▶ _REQUIREMENT_: Across the records below, count every line that contains the string "Januari", then report the count alone.

Document transcript data:

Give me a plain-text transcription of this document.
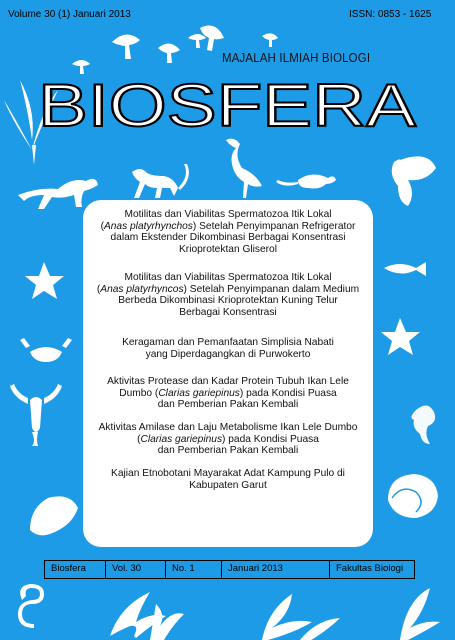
Volume 30 (1) Januari 2013	ISSN: 0853 - 1625
MAJALAH ILMIAH BIOLOGI
BIOSFERA
Motilitas dan Viabilitas Spermatozoa Itik Lokal
(Anas platyrhynchos) Setelah Penyimpanan Refrigerator
dalam Ekstender Dikombinasi Berbagai Konsentrasi
Krioprotektan Gliserol
Motilitas dan Viabilitas Spermatozoa Itik Lokal
(Anas platyrhyncos) Setelah Penyimpanan dalam Medium
Berbeda Dikombinasi Krioprotektan Kuning Telur
Berbagai Konsentrasi
Keragaman dan Pemanfaatan Simplisia Nabati
yang Diperdagangkan di Purwokerto
Aktivitas Protease dan Kadar Protein Tubuh Ikan Lele
Dumbo (Clarias gariepinus) pada Kondisi Puasa
dan Pemberian Pakan Kembali
Aktivitas Amilase dan Laju Metabolisme Ikan Lele Dumbo
(Clarias gariepinus) pada Kondisi Puasa
dan Pemberian Pakan Kembali
Kajian Etnobotani Mayarakat Adat Kampung Pulo di
Kabupaten Garut
Biosfera	Vol. 30	No. 1	Januari 2013	Fakultas Biologi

▶ _PROBLEM SOLUTION_: 2